Your task ->
Can you echo, exactly, the lines between the one holding "check-circle-icon xyxy=(592,265,622,295)" and the one holding "cross-circle-icon xyxy=(84,884,114,914)", inclusive?

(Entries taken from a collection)
* * * * *
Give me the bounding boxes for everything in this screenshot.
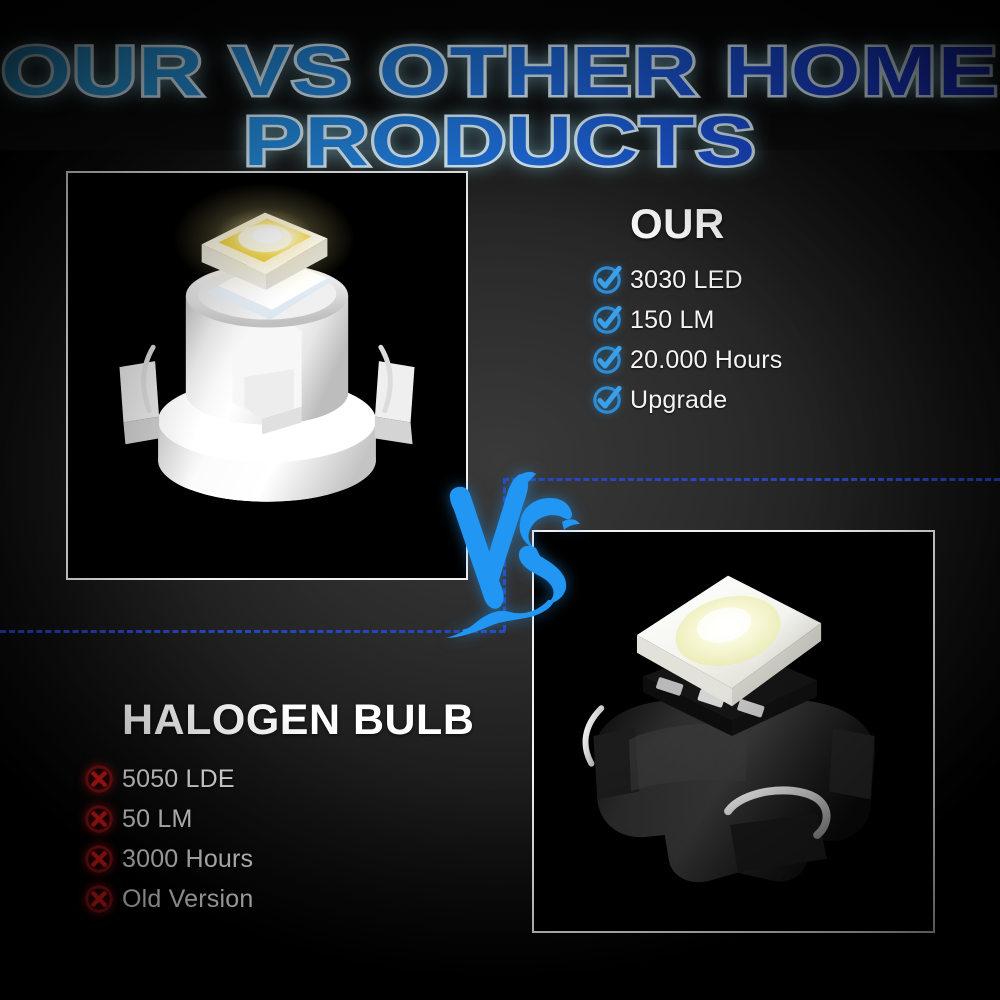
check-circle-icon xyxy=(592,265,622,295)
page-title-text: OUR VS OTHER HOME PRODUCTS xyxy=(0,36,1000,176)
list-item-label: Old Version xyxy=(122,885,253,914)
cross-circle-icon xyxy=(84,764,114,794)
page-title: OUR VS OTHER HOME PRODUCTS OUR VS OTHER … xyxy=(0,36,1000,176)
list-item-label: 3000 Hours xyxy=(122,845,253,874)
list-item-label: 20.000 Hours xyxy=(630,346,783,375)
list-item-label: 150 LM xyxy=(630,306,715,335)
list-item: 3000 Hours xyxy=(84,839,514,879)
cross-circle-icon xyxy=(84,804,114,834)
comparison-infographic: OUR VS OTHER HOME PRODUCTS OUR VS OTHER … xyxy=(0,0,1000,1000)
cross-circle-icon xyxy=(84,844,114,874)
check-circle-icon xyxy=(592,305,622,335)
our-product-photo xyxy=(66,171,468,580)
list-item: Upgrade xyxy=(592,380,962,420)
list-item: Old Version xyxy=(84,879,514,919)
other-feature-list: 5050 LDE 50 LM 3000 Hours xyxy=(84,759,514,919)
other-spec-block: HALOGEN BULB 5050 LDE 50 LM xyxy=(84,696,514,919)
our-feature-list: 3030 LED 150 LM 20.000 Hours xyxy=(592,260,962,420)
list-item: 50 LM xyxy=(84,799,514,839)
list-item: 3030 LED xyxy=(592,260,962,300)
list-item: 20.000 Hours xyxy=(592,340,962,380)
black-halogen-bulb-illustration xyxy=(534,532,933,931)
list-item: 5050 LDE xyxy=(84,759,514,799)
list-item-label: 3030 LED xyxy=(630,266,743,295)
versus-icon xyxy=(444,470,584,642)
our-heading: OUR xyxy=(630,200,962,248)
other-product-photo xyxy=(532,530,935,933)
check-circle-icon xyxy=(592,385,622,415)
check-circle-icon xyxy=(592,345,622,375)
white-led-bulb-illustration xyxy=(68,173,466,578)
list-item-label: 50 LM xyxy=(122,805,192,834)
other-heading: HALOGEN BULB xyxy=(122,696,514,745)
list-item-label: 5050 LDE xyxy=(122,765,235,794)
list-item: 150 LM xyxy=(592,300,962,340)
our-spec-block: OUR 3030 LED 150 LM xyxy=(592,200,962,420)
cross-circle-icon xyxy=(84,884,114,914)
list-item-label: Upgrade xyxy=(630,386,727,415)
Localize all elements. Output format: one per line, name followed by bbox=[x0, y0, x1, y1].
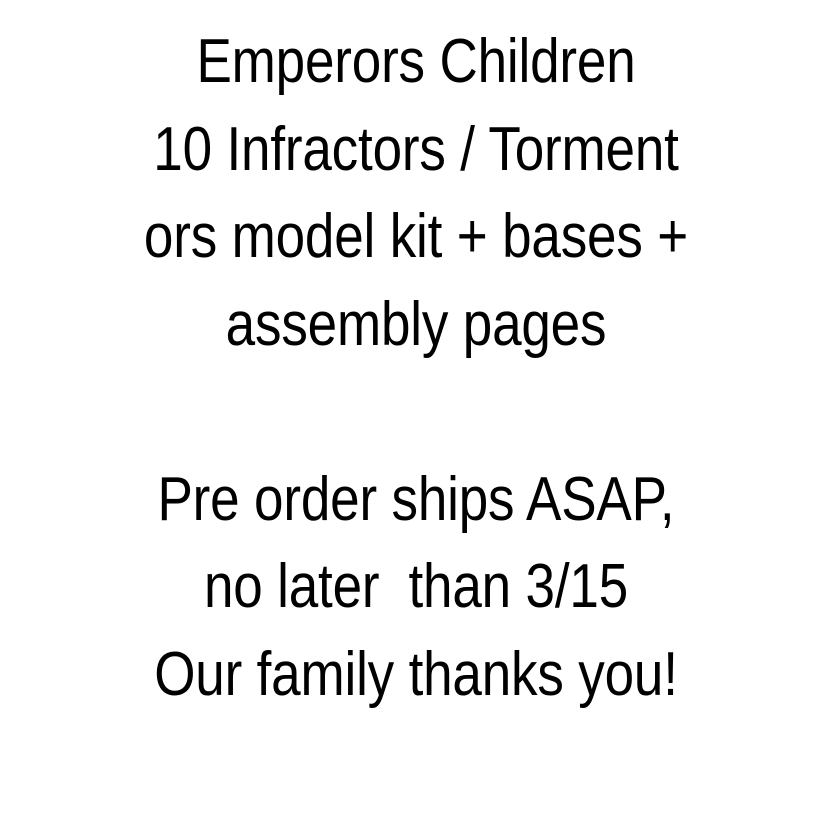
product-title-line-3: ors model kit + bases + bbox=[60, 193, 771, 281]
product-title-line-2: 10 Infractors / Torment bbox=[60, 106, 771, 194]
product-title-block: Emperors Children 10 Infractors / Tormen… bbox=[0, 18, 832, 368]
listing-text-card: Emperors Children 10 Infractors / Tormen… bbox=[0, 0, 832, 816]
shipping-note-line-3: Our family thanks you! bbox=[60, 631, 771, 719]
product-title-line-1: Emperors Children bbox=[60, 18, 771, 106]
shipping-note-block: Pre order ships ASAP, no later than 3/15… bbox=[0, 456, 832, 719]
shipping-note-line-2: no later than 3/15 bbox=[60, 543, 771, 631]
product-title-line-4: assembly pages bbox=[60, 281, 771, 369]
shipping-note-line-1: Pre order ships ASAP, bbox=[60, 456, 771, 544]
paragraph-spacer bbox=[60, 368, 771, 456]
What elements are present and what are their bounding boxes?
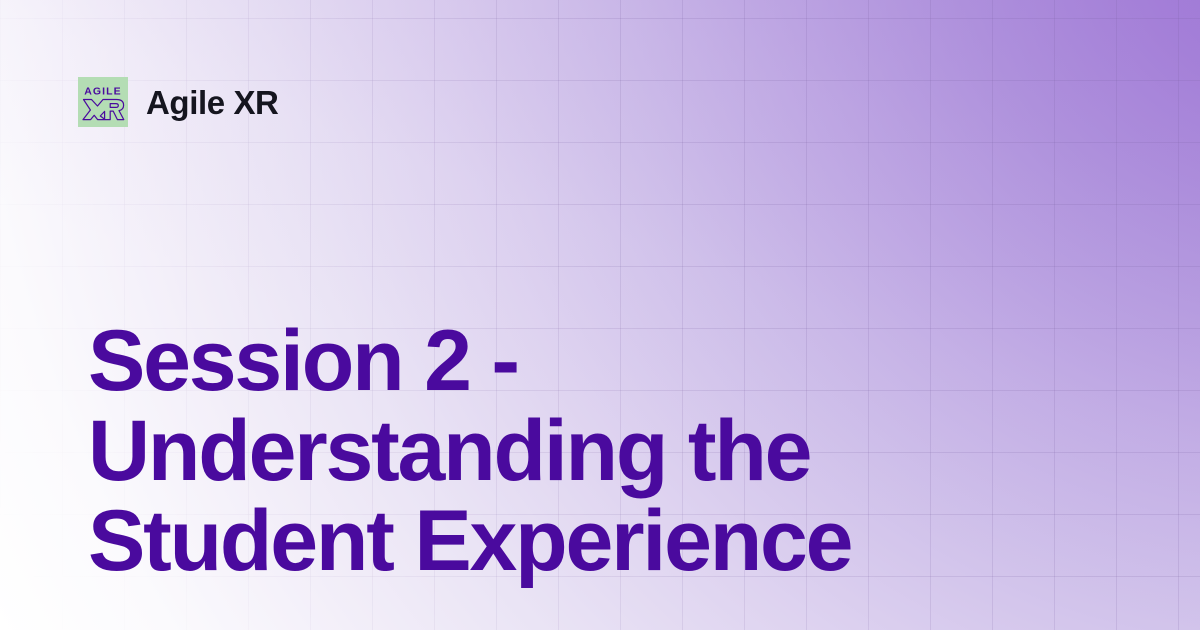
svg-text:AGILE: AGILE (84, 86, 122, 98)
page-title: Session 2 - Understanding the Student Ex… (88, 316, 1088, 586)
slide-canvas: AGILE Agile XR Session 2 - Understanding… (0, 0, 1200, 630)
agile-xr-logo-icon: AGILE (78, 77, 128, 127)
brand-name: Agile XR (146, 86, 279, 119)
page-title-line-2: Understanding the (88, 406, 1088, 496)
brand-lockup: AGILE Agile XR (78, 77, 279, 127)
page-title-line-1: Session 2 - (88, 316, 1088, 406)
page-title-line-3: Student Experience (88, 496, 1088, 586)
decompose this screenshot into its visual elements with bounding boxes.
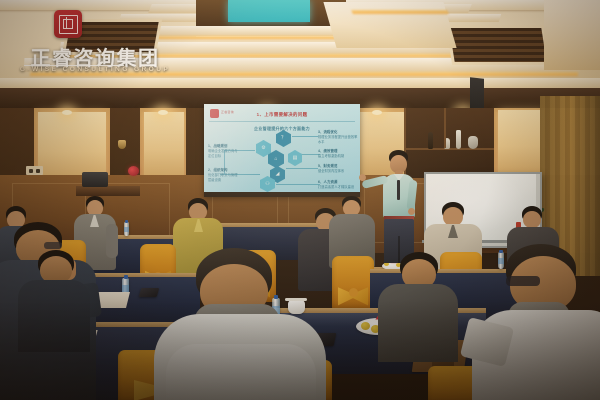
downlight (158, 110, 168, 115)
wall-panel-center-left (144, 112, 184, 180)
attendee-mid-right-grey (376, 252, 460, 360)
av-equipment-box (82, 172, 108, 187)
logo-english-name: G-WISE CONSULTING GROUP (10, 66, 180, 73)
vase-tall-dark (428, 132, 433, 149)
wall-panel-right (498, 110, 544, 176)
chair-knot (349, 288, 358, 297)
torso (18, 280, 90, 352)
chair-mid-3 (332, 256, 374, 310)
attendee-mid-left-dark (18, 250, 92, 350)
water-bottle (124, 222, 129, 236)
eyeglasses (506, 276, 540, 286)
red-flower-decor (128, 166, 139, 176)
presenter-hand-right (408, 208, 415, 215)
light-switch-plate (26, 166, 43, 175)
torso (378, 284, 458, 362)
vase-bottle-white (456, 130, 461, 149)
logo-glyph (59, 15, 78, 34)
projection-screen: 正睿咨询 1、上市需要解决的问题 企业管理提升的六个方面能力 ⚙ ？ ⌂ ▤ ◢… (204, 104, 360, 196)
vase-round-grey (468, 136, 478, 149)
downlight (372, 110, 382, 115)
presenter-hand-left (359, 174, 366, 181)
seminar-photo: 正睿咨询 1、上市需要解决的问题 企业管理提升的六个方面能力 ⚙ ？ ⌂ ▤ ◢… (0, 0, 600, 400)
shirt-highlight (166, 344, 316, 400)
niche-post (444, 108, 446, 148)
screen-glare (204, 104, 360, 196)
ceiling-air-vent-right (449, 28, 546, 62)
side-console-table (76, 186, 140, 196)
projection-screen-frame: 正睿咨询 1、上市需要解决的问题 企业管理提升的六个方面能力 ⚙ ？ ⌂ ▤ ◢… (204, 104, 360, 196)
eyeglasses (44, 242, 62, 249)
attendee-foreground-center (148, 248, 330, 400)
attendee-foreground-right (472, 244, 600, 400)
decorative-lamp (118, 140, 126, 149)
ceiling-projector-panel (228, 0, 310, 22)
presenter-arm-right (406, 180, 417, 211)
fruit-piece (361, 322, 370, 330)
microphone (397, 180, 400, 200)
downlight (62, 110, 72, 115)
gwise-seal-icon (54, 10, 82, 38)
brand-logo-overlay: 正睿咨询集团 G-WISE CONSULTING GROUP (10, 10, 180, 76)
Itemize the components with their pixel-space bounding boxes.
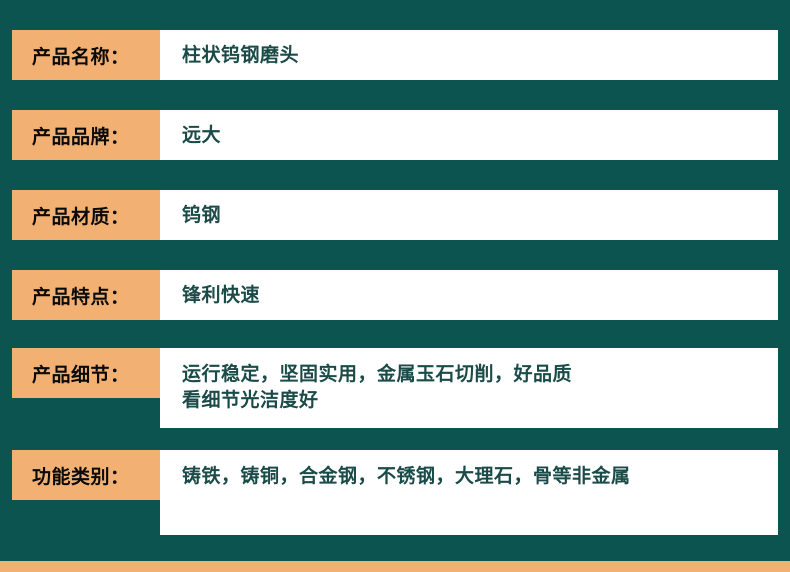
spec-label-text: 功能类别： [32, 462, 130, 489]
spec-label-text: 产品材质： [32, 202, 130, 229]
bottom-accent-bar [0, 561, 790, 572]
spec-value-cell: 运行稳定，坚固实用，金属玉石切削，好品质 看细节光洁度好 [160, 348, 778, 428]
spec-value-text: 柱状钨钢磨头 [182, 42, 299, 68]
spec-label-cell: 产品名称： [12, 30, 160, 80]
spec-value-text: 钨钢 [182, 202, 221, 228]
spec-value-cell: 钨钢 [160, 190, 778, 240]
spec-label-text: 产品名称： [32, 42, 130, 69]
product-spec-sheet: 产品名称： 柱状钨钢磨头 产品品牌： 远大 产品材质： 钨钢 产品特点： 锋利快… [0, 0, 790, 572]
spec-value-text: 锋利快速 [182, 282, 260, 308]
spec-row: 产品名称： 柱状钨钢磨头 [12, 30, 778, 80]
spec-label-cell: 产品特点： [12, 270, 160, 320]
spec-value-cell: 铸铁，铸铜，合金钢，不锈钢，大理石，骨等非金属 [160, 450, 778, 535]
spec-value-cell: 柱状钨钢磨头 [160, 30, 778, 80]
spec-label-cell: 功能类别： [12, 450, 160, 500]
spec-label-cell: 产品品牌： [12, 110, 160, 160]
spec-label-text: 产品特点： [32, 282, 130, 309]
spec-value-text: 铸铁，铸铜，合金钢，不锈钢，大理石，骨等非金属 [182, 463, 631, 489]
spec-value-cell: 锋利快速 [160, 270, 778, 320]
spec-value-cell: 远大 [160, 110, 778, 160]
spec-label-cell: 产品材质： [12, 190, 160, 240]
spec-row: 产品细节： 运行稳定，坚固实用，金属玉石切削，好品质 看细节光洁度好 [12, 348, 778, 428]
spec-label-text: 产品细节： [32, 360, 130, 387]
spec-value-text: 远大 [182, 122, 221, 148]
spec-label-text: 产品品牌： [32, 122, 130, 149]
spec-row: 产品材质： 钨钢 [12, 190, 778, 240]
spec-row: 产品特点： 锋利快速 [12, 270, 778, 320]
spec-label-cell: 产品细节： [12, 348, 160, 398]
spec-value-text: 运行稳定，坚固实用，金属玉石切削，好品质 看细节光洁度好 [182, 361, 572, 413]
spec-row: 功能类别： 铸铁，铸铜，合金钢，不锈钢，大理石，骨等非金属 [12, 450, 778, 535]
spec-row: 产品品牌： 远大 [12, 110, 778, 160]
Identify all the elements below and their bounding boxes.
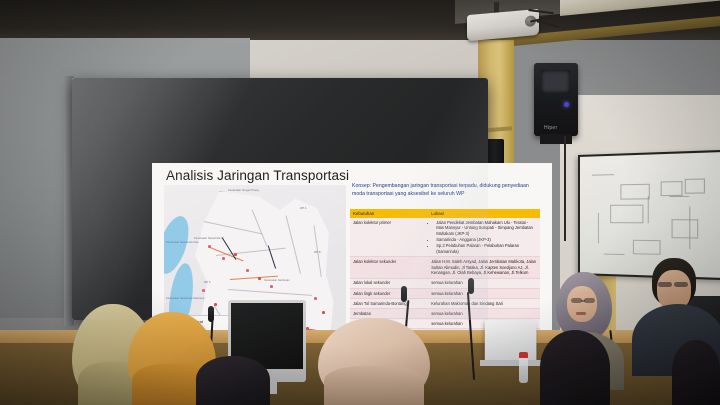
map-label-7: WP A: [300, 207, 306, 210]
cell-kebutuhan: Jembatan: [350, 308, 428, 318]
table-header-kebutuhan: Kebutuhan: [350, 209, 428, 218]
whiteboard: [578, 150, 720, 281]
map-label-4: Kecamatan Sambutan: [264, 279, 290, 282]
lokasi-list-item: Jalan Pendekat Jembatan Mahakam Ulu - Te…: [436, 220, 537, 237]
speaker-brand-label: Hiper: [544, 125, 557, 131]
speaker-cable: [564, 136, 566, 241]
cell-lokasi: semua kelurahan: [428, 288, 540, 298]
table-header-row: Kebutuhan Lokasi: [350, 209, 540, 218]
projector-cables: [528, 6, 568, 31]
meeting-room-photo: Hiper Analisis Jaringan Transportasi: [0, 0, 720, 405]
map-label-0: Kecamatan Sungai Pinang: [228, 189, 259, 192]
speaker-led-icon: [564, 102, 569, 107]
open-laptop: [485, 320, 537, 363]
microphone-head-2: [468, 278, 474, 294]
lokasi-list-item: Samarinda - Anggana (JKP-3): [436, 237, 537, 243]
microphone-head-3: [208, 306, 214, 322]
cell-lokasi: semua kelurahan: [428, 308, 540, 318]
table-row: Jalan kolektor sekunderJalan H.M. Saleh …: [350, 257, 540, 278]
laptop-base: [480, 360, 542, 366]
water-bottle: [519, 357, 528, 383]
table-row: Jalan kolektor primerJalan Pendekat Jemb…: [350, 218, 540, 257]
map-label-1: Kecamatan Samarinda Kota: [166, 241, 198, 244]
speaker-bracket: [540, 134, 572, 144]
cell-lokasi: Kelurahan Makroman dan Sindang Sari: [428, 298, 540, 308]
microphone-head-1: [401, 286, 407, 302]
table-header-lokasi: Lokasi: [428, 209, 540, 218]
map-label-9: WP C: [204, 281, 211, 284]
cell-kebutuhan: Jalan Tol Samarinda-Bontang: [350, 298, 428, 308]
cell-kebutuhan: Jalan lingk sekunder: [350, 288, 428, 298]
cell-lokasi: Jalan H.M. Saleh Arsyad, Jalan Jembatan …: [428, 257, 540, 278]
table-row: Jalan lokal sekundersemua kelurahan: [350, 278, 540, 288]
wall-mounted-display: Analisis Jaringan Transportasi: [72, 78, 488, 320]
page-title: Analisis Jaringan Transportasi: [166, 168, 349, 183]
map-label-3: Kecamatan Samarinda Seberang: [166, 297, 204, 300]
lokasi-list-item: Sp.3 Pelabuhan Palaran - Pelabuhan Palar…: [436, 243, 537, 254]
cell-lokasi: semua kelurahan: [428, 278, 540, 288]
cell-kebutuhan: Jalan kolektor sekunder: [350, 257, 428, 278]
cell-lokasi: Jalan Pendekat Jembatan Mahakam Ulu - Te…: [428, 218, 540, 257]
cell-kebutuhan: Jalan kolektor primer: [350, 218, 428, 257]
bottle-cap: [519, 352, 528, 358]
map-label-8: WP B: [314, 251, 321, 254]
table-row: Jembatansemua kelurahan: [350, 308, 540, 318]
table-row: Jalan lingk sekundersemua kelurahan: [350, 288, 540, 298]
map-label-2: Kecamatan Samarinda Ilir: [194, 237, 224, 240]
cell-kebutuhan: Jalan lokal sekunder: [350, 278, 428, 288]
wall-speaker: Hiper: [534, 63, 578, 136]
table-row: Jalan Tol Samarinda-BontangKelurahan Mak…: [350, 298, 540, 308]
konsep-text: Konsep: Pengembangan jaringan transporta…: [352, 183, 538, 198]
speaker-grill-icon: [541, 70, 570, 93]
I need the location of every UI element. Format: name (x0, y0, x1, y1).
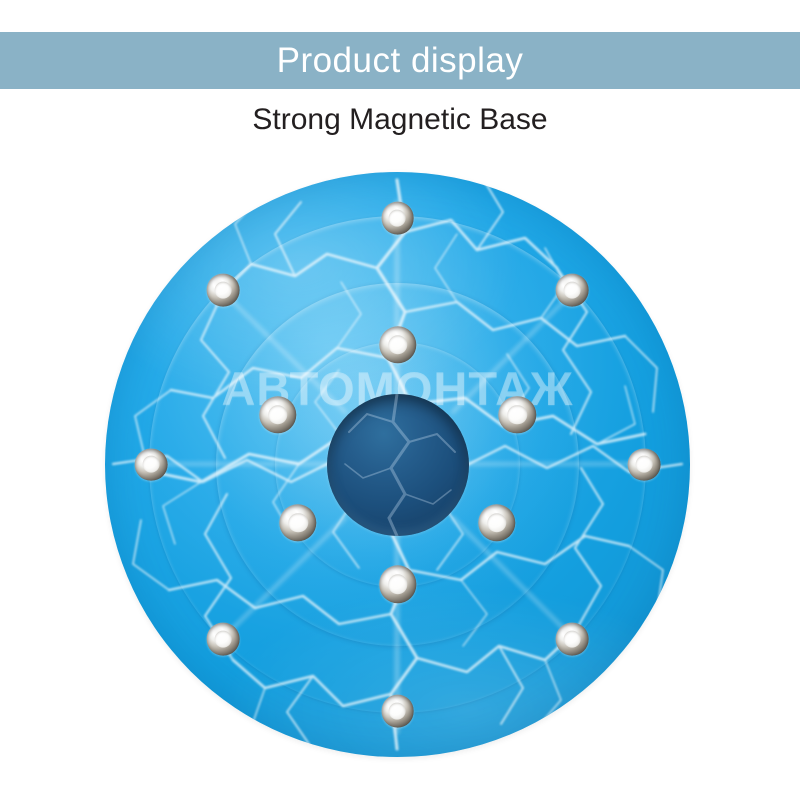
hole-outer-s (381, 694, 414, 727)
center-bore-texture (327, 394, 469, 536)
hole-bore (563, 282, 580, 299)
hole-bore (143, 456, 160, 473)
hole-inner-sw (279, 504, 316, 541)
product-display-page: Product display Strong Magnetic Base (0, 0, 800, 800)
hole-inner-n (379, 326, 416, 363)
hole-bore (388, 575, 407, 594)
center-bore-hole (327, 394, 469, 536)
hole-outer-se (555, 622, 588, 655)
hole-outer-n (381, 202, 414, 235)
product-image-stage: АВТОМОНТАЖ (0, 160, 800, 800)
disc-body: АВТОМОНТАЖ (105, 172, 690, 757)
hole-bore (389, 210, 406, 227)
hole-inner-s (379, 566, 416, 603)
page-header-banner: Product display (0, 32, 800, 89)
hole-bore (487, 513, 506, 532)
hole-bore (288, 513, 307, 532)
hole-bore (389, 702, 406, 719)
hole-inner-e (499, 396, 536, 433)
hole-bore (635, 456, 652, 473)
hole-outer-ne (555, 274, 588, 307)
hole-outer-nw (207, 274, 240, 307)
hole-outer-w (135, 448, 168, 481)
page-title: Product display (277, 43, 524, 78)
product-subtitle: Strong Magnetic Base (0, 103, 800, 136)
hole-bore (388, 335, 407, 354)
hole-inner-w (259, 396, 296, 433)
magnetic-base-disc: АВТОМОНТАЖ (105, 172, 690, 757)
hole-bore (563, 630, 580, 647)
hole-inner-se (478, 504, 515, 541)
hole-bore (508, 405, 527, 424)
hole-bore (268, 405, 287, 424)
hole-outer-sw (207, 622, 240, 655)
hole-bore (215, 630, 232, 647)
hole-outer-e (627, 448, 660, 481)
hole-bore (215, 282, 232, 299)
* * * * *
Exercise output ->
check-circle-icon xyxy=(592,265,622,295)
page-title-text: OUR VS OTHER HOME PRODUCTS xyxy=(0,36,1000,176)
list-item-label: Old Version xyxy=(122,885,253,914)
cross-circle-icon xyxy=(84,764,114,794)
page-title: OUR VS OTHER HOME PRODUCTS OUR VS OTHER … xyxy=(0,36,1000,176)
list-item-label: 3000 Hours xyxy=(122,845,253,874)
list-item-label: 20.000 Hours xyxy=(630,346,783,375)
list-item-label: 150 LM xyxy=(630,306,715,335)
list-item: 3000 Hours xyxy=(84,839,514,879)
cross-circle-icon xyxy=(84,804,114,834)
comparison-infographic: OUR VS OTHER HOME PRODUCTS OUR VS OTHER … xyxy=(0,0,1000,1000)
cross-circle-icon xyxy=(84,844,114,874)
check-circle-icon xyxy=(592,305,622,335)
our-product-photo xyxy=(66,171,468,580)
list-item: Upgrade xyxy=(592,380,962,420)
list-item: Old Version xyxy=(84,879,514,919)
other-feature-list: 5050 LDE 50 LM 3000 Hours xyxy=(84,759,514,919)
other-spec-block: HALOGEN BULB 5050 LDE 50 LM xyxy=(84,696,514,919)
our-feature-list: 3030 LED 150 LM 20.000 Hours xyxy=(592,260,962,420)
list-item: 50 LM xyxy=(84,799,514,839)
list-item: 3030 LED xyxy=(592,260,962,300)
list-item: 20.000 Hours xyxy=(592,340,962,380)
black-halogen-bulb-illustration xyxy=(534,532,933,931)
list-item: 5050 LDE xyxy=(84,759,514,799)
list-item-label: 3030 LED xyxy=(630,266,743,295)
versus-icon xyxy=(444,470,584,642)
our-heading: OUR xyxy=(630,200,962,248)
other-product-photo xyxy=(532,530,935,933)
check-circle-icon xyxy=(592,385,622,415)
check-circle-icon xyxy=(592,345,622,375)
white-led-bulb-illustration xyxy=(68,173,466,578)
list-item-label: 50 LM xyxy=(122,805,192,834)
other-heading: HALOGEN BULB xyxy=(122,696,514,745)
list-item-label: 5050 LDE xyxy=(122,765,235,794)
list-item: 150 LM xyxy=(592,300,962,340)
our-spec-block: OUR 3030 LED 150 LM xyxy=(592,200,962,420)
cross-circle-icon xyxy=(84,884,114,914)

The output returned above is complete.